## Aim
Filter the data below for the string "JSON" and copy each matching line.
_____
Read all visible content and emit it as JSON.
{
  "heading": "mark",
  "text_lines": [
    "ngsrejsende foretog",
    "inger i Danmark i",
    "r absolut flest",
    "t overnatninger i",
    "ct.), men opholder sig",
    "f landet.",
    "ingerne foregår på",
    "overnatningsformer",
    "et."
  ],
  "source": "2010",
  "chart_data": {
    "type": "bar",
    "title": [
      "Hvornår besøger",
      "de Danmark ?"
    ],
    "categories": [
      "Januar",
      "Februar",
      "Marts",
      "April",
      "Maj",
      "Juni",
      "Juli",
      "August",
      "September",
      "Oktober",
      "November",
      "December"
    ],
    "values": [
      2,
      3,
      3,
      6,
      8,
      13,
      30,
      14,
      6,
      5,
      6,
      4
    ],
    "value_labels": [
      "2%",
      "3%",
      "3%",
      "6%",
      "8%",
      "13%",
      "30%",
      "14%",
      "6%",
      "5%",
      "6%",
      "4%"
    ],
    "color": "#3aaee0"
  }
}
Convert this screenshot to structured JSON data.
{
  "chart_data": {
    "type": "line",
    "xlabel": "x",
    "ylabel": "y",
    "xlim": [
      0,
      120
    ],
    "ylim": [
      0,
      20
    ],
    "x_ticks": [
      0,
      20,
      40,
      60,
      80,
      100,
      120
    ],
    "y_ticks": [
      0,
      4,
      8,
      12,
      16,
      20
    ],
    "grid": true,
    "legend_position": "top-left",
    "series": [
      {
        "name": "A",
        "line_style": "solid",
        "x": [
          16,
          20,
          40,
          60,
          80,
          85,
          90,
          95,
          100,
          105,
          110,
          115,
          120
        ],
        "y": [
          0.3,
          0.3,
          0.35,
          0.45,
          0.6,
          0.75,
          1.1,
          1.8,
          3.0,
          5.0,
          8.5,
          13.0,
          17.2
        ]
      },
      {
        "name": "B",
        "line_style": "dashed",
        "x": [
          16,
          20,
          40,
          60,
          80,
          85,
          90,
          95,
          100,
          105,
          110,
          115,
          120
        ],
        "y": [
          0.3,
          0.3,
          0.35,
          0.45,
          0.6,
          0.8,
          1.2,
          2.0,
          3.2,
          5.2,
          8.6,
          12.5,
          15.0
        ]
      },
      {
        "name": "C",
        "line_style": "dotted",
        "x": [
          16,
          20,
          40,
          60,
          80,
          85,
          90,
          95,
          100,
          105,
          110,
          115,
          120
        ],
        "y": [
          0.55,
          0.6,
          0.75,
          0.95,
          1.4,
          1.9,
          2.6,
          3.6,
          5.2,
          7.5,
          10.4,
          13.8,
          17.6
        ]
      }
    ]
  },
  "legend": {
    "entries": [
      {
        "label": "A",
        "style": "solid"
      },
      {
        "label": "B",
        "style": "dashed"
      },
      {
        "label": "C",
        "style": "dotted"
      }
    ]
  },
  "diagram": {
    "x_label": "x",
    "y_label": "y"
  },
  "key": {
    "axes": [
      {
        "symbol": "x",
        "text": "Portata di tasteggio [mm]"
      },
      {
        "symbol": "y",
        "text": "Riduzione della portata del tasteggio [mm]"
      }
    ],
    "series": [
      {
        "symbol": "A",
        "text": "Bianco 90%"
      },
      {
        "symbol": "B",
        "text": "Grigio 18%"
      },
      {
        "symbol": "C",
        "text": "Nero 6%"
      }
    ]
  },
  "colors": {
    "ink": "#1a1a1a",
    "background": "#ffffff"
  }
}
_____
## Result of this exercise
Read all visible content and emit it as JSON.
Convert this screenshot to structured JSON data.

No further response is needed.